◆ **Task to carry out**:
Omit the images. Copy each entry word for word.

[Data entries]
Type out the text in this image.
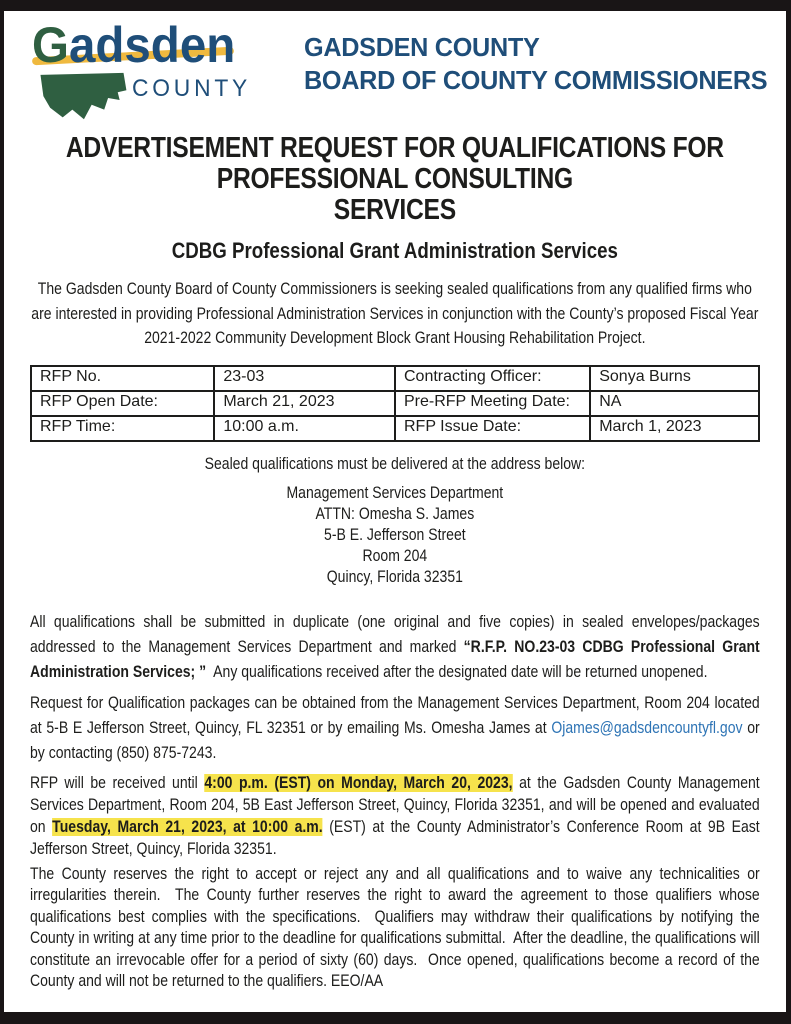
Gadsden
COUNTY
GADSDEN COUNTY
BOARD OF COUNTY COMMISSIONERS
ADVERTISEMENT REQUEST FOR QUALIFICATIONS FOR
PROFESSIONAL CONSULTING
SERVICES
CDBG Professional Grant Administration Services

The Gadsden County Board of County Commissioners is seeking sealed qualifications from any qualified firms who are interested in providing Professional Administration Services in conjunction with the County’s proposed Fiscal Year 2021-2022 Community Development Block Grant Housing Rehabilitation Project.

RFP No.	23-03	Contracting Officer:	Sonya Burns
RFP Open Date:	March 21, 2023	Pre-RFP Meeting Date:	NA
RFP Time:	10:00 a.m.	RFP Issue Date:	March 1, 2023
Sealed qualifications must be delivered at the address below:
Management Services Department
ATTN: Omesha S. James
5-B E. Jefferson Street
Room 204
Quincy, Florida 32351

All qualifications shall be submitted in duplicate (one original and five copies) in sealed envelopes/packages addressed to the Management Services Department and marked “R.F.P. NO.23-03 CDBG Professional Grant Administration Services; ”  Any qualifications received after the designated date will be returned unopened.

Request for Qualification packages can be obtained from the Management Services Department, Room 204 located at 5-B E Jefferson Street, Quincy, FL 32351 or by emailing Ms. Omesha James at Ojames@gadsdencountyfl.gov or by contacting (850) 875-7243.

RFP will be received until 4:00 p.m. (EST) on Monday, March 20, 2023, at the Gadsden County Management Services Department, Room 204, 5B East Jefferson Street, Quincy, Florida 32351, and will be opened and evaluated on Tuesday, March 21, 2023, at 10:00 a.m. (EST) at the County Administrator’s Conference Room at 9B East Jefferson Street, Quincy, Florida 32351.

The County reserves the right to accept or reject any and all qualifications and to waive any technicalities or irregularities therein.  The County further reserves the right to award the agreement to those qualifiers whose qualifications best complies with the specifications.  Qualifiers may withdraw their qualifications by notifying the County in writing at any time prior to the deadline for qualifications submittal.  After the deadline, the qualifications will constitute an irrevocable offer for a period of sixty (60) days.  Once opened, qualifications become a record of the County and will not be returned to the qualifiers. EEO/AA
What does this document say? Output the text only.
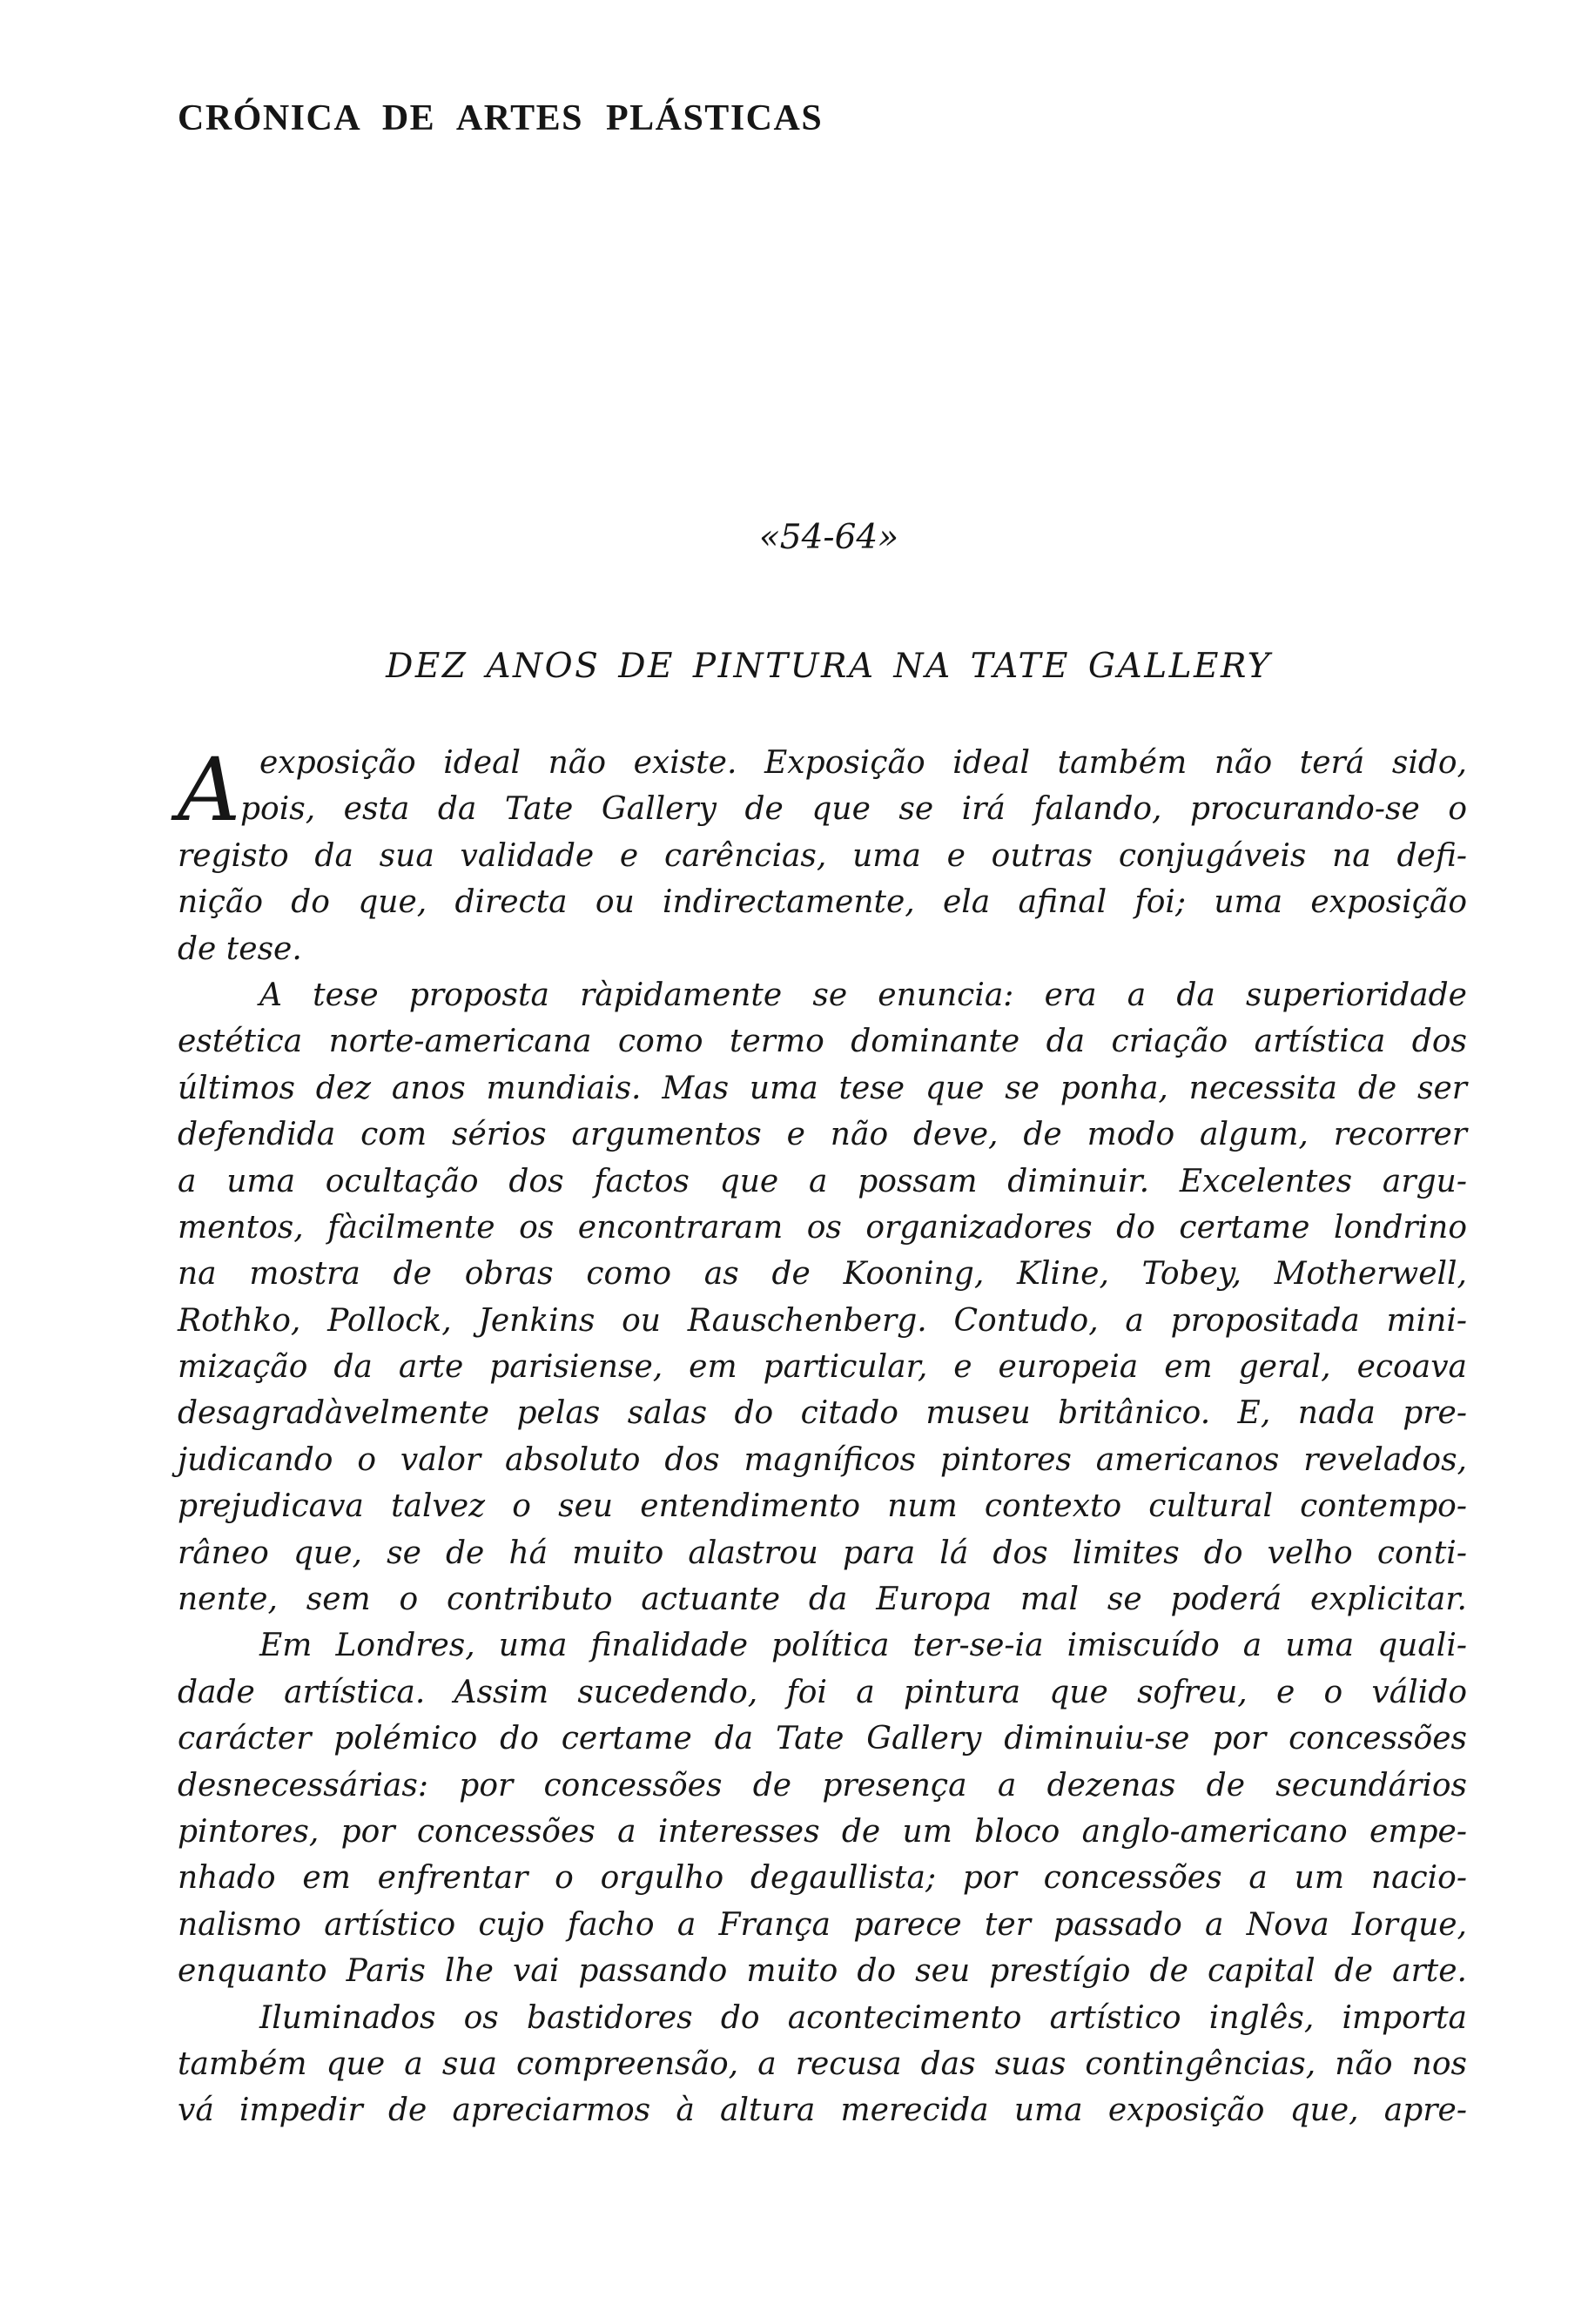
CRÓNICA DE ARTES PLÁSTICAS
«54-64»
DEZ ANOS DE PINTURA NA TATE GALLERY
A exposição ideal não existe. Exposição ideal também não terá sido,
pois, esta da Tate Gallery de que se irá falando, procurando-se o
registo da sua validade e carências, uma e outras conjugáveis na defi-
nição do que, directa ou indirectamente, ela afinal foi; uma exposição
de tese.
A tese proposta ràpidamente se enuncia: era a da superioridade
estética norte-americana como termo dominante da criação artística dos
últimos dez anos mundiais. Mas uma tese que se ponha, necessita de ser
defendida com sérios argumentos e não deve, de modo algum, recorrer
a uma ocultação dos factos que a possam diminuir. Excelentes argu-
mentos, fàcilmente os encontraram os organizadores do certame londrino
na mostra de obras como as de Kooning, Kline, Tobey, Motherwell,
Rothko, Pollock, Jenkins ou Rauschenberg. Contudo, a propositada mini-
mização da arte parisiense, em particular, e europeia em geral, ecoava
desagradàvelmente pelas salas do citado museu britânico. E, nada pre-
judicando o valor absoluto dos magníficos pintores americanos revelados,
prejudicava talvez o seu entendimento num contexto cultural contempo-
râneo que, se de há muito alastrou para lá dos limites do velho conti-
nente, sem o contributo actuante da Europa mal se poderá explicitar.
Em Londres, uma finalidade política ter-se-ia imiscuído a uma quali-
dade artística. Assim sucedendo, foi a pintura que sofreu, e o válido
carácter polémico do certame da Tate Gallery diminuiu-se por concessões
desnecessárias: por concessões de presença a dezenas de secundários
pintores, por concessões a interesses de um bloco anglo-americano empe-
nhado em enfrentar o orgulho degaullista; por concessões a um nacio-
nalismo artístico cujo facho a França parece ter passado a Nova Iorque,
enquanto Paris lhe vai passando muito do seu prestígio de capital de arte.
Iluminados os bastidores do acontecimento artístico inglês, importa
também que a sua compreensão, a recusa das suas contingências, não nos
vá impedir de apreciarmos à altura merecida uma exposição que, apre-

◆ **Answer**:
Type out the text in this image.
Gadsden
COUNTY
GADSDEN COUNTY
BOARD OF COUNTY COMMISSIONERS
ADVERTISEMENT REQUEST FOR QUALIFICATIONS FOR
PROFESSIONAL CONSULTING
SERVICES
CDBG Professional Grant Administration Services

The Gadsden County Board of County Commissioners is seeking sealed qualifications from any qualified firms who are interested in providing Professional Administration Services in conjunction with the County’s proposed Fiscal Year 2021-2022 Community Development Block Grant Housing Rehabilitation Project.

RFP No.	23-03	Contracting Officer:	Sonya Burns
RFP Open Date:	March 21, 2023	Pre-RFP Meeting Date:	NA
RFP Time:	10:00 a.m.	RFP Issue Date:	March 1, 2023
Sealed qualifications must be delivered at the address below:
Management Services Department
ATTN: Omesha S. James
5-B E. Jefferson Street
Room 204
Quincy, Florida 32351

All qualifications shall be submitted in duplicate (one original and five copies) in sealed envelopes/packages addressed to the Management Services Department and marked “R.F.P. NO.23-03 CDBG Professional Grant Administration Services; ”  Any qualifications received after the designated date will be returned unopened.

Request for Qualification packages can be obtained from the Management Services Department, Room 204 located at 5-B E Jefferson Street, Quincy, FL 32351 or by emailing Ms. Omesha James at Ojames@gadsdencountyfl.gov or by contacting (850) 875-7243.

RFP will be received until 4:00 p.m. (EST) on Monday, March 20, 2023, at the Gadsden County Management Services Department, Room 204, 5B East Jefferson Street, Quincy, Florida 32351, and will be opened and evaluated on Tuesday, March 21, 2023, at 10:00 a.m. (EST) at the County Administrator’s Conference Room at 9B East Jefferson Street, Quincy, Florida 32351.

The County reserves the right to accept or reject any and all qualifications and to waive any technicalities or irregularities therein.  The County further reserves the right to award the agreement to those qualifiers whose qualifications best complies with the specifications.  Qualifiers may withdraw their qualifications by notifying the County in writing at any time prior to the deadline for qualifications submittal.  After the deadline, the qualifications will constitute an irrevocable offer for a period of sixty (60) days.  Once opened, qualifications become a record of the County and will not be returned to the qualifiers. EEO/AA
What does this document say? Output the text only.
CRÓNICA DE ARTES PLÁSTICAS
«54-64»
DEZ ANOS DE PINTURA NA TATE GALLERY
A exposição ideal não existe. Exposição ideal também não terá sido,
pois, esta da Tate Gallery de que se irá falando, procurando-se o
registo da sua validade e carências, uma e outras conjugáveis na defi-
nição do que, directa ou indirectamente, ela afinal foi; uma exposição
de tese.
A tese proposta ràpidamente se enuncia: era a da superioridade
estética norte-americana como termo dominante da criação artística dos
últimos dez anos mundiais. Mas uma tese que se ponha, necessita de ser
defendida com sérios argumentos e não deve, de modo algum, recorrer
a uma ocultação dos factos que a possam diminuir. Excelentes argu-
mentos, fàcilmente os encontraram os organizadores do certame londrino
na mostra de obras como as de Kooning, Kline, Tobey, Motherwell,
Rothko, Pollock, Jenkins ou Rauschenberg. Contudo, a propositada mini-
mização da arte parisiense, em particular, e europeia em geral, ecoava
desagradàvelmente pelas salas do citado museu britânico. E, nada pre-
judicando o valor absoluto dos magníficos pintores americanos revelados,
prejudicava talvez o seu entendimento num contexto cultural contempo-
râneo que, se de há muito alastrou para lá dos limites do velho conti-
nente, sem o contributo actuante da Europa mal se poderá explicitar.
Em Londres, uma finalidade política ter-se-ia imiscuído a uma quali-
dade artística. Assim sucedendo, foi a pintura que sofreu, e o válido
carácter polémico do certame da Tate Gallery diminuiu-se por concessões
desnecessárias: por concessões de presença a dezenas de secundários
pintores, por concessões a interesses de um bloco anglo-americano empe-
nhado em enfrentar o orgulho degaullista; por concessões a um nacio-
nalismo artístico cujo facho a França parece ter passado a Nova Iorque,
enquanto Paris lhe vai passando muito do seu prestígio de capital de arte.
Iluminados os bastidores do acontecimento artístico inglês, importa
também que a sua compreensão, a recusa das suas contingências, não nos
vá impedir de apreciarmos à altura merecida uma exposição que, apre-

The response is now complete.